= PROVIDED MATERIAL =
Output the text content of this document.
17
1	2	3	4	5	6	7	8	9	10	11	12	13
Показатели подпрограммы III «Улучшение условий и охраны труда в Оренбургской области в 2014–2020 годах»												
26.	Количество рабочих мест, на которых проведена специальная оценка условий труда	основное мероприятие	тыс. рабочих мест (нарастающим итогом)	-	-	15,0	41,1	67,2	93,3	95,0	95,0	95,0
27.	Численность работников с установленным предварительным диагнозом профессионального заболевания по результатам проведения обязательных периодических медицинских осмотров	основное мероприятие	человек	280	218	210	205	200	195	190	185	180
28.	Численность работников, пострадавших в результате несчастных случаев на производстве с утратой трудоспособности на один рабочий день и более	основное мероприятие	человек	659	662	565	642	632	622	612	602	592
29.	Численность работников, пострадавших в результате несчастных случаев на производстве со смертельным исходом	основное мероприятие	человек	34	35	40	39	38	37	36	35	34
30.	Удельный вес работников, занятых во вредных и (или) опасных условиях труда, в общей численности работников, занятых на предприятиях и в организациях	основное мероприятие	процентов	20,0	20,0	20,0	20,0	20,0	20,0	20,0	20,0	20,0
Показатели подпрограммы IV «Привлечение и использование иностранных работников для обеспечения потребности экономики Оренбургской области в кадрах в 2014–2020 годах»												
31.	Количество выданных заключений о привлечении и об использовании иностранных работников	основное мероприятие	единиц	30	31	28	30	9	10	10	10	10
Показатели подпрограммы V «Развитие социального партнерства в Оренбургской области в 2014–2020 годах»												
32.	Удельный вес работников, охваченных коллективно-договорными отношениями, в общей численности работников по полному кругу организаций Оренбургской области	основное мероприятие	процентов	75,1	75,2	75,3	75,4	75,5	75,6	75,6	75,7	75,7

= PROBLEM =
Extract all lines of the records above that include "иностранных".

= WRITTEN SOLUTION =
Показатели подпрограммы IV «Привлечение и использование иностранных работников для обеспечения потребности экономики Оренбургской области в кадрах в 2014–2020 годах»												
31.	Количество выданных заключений о привлечении и об использовании иностранных работников	основное мероприятие	единиц	30	31	28	30	9	10	10	10	10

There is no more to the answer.